*The request*:
Without the pictures, repeat the listing character for character.

*Dataset excerpts*:
+ + + +

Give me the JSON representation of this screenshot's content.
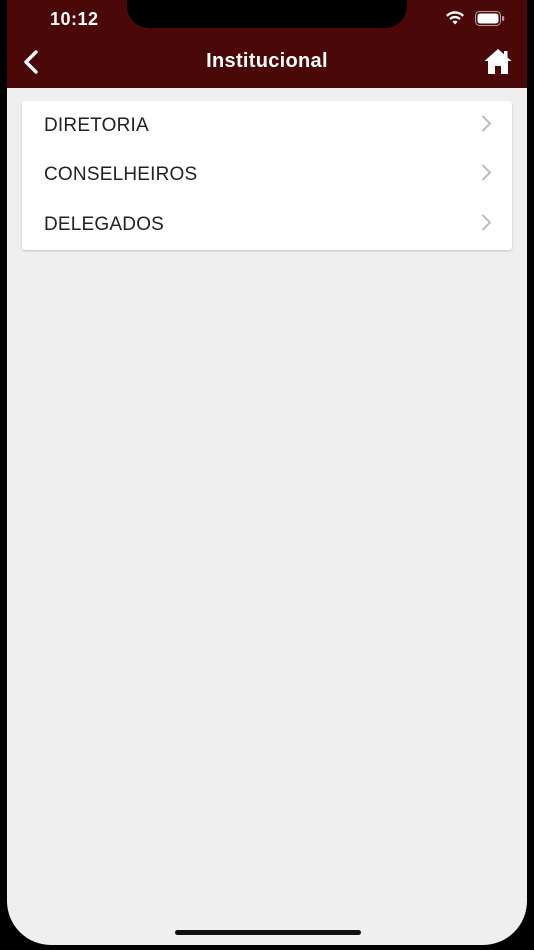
{
  "status_bar": {
    "time": "10:12"
  },
  "header": {
    "title": "Institucional",
    "background_color": "#4a0808",
    "back_icon": "chevron-left-icon",
    "home_icon": "home-icon"
  },
  "menu": {
    "items": [
      {
        "label": "DIRETORIA",
        "icon": "chevron-right-icon"
      },
      {
        "label": "CONSELHEIROS",
        "icon": "chevron-right-icon"
      },
      {
        "label": "DELEGADOS",
        "icon": "chevron-right-icon"
      }
    ]
  },
  "colors": {
    "screen_background": "#efefef",
    "card_background": "#ffffff",
    "chevron": "#bdbdbd"
  }
}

+ + + +

*Exercise answer*:
Give me the JSON representation of this screenshot's content.
{
  "status_bar": {
    "time": "10:12"
  },
  "header": {
    "title": "Institucional",
    "background_color": "#4a0808",
    "back_icon": "chevron-left-icon",
    "home_icon": "home-icon"
  },
  "menu": {
    "items": [
      {
        "label": "DIRETORIA",
        "icon": "chevron-right-icon"
      },
      {
        "label": "CONSELHEIROS",
        "icon": "chevron-right-icon"
      },
      {
        "label": "DELEGADOS",
        "icon": "chevron-right-icon"
      }
    ]
  },
  "colors": {
    "screen_background": "#efefef",
    "card_background": "#ffffff",
    "chevron": "#bdbdbd"
  }
}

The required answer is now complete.